----- Information provided
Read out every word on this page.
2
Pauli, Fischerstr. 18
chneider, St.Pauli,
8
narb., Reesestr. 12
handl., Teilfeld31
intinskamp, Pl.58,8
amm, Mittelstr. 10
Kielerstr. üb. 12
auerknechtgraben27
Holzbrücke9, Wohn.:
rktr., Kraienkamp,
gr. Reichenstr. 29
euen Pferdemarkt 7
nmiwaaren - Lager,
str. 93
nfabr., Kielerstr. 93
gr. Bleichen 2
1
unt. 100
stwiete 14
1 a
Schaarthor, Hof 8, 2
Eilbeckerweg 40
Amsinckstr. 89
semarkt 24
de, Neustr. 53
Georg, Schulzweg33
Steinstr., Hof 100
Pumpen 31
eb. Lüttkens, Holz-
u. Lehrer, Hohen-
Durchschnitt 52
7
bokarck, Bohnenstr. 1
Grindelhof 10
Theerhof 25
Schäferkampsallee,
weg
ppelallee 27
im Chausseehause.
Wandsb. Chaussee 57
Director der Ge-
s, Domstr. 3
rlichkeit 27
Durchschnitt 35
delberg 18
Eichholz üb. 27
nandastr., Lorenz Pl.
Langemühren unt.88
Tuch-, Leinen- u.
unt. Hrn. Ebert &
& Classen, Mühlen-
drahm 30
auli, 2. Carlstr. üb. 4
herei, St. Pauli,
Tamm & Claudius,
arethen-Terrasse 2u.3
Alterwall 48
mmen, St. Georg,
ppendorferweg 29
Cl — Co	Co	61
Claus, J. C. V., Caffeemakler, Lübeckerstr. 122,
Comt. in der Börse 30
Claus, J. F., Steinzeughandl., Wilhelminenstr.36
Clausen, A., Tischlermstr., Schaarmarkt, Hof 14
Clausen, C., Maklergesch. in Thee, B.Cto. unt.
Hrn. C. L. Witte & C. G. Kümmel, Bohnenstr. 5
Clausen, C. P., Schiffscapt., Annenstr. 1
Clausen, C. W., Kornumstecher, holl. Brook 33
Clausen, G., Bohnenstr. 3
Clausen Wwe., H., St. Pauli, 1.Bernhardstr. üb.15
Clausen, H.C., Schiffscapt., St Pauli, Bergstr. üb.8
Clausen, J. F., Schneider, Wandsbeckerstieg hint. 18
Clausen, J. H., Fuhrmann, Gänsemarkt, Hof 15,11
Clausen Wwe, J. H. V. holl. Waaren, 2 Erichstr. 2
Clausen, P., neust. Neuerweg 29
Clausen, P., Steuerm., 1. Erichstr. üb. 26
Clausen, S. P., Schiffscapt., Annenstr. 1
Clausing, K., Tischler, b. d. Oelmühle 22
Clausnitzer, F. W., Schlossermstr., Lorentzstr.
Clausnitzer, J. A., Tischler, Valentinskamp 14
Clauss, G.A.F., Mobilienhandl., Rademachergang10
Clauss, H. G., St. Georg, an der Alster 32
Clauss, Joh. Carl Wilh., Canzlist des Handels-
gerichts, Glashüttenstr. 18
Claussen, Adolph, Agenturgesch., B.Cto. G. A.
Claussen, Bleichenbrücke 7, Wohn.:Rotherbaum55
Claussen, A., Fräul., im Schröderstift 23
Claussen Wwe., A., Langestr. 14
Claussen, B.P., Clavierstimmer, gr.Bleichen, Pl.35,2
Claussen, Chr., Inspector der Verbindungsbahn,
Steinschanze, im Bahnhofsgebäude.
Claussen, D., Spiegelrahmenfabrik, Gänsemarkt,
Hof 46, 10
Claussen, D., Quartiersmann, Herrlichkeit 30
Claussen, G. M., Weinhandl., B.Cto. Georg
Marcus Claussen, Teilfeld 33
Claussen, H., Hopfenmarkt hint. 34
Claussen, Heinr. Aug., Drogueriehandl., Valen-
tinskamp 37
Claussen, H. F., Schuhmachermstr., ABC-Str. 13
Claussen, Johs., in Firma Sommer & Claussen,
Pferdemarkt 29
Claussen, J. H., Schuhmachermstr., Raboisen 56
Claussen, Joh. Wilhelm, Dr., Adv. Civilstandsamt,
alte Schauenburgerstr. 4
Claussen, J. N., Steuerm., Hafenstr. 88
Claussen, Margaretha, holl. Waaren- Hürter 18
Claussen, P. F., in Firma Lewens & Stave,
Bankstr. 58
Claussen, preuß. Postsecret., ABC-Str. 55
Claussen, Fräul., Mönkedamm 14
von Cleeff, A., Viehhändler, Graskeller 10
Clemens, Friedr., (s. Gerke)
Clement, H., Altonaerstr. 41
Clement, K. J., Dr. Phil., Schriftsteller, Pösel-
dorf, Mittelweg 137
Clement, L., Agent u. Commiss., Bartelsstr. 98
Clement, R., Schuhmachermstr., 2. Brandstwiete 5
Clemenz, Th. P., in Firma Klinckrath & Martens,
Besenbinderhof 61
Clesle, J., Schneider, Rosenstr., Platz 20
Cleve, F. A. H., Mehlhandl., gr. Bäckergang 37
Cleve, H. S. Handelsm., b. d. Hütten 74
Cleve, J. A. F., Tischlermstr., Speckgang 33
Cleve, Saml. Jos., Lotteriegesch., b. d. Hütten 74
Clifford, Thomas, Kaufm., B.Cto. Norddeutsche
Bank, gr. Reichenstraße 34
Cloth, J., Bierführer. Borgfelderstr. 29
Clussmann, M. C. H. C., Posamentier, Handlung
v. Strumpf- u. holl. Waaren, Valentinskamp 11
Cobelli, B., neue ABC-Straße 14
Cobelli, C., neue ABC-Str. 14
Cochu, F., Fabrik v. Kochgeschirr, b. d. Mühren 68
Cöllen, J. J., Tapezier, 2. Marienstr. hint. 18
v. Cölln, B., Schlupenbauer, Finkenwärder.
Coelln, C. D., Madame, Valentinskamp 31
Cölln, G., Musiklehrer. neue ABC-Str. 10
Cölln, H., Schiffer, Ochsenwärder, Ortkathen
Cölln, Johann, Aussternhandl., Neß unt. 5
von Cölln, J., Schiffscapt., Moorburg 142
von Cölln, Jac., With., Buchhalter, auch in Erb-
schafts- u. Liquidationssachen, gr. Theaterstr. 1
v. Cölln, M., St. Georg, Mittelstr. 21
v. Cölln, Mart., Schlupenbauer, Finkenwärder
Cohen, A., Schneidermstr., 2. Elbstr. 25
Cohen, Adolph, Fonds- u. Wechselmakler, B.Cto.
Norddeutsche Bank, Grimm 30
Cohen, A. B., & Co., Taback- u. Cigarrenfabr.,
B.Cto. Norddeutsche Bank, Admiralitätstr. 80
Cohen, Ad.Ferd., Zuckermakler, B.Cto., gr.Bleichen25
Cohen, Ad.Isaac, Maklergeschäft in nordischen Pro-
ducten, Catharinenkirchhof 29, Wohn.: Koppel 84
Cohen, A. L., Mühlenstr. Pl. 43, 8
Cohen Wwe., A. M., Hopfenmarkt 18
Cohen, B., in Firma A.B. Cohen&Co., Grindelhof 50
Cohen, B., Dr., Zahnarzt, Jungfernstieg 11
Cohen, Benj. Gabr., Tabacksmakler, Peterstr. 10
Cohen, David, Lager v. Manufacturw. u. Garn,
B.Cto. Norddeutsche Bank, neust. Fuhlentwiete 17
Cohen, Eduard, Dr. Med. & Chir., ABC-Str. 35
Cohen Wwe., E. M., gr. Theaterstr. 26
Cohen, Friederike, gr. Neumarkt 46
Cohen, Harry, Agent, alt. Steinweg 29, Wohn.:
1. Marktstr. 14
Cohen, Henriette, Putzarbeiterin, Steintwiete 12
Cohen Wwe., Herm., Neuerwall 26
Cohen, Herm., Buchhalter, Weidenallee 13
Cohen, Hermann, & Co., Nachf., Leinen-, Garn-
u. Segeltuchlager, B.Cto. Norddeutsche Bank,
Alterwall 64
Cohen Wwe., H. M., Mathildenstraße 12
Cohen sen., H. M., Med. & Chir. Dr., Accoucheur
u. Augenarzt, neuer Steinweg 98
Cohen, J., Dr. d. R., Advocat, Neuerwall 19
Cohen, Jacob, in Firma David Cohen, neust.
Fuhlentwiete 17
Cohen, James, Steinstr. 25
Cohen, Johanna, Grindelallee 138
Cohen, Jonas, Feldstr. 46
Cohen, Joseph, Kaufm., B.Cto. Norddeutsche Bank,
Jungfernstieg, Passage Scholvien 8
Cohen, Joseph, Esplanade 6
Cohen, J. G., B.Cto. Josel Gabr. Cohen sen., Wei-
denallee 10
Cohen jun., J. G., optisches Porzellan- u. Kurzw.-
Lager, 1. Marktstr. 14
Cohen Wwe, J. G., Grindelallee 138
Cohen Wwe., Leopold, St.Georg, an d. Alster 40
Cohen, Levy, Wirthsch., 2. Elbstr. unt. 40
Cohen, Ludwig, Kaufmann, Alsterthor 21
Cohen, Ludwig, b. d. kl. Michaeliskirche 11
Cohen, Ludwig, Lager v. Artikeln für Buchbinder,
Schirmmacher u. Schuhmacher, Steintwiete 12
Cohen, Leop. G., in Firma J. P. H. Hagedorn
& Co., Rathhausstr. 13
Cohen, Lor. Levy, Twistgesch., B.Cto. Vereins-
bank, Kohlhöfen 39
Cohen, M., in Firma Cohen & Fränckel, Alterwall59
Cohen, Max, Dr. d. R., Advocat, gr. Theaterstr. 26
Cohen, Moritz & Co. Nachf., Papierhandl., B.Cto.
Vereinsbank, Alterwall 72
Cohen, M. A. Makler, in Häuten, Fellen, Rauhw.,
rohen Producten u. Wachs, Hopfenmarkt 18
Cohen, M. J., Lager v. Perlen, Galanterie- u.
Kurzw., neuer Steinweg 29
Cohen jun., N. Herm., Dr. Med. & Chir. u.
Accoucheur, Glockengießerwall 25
----------
*Aim of the exercise*
Scan the data above and copy every line with "Steuerm" in it.

*Exercise answer*
Clausen, P., Steuerm., 1. Erichstr. üb. 26
Claussen, J. N., Steuerm., Hafenstr. 88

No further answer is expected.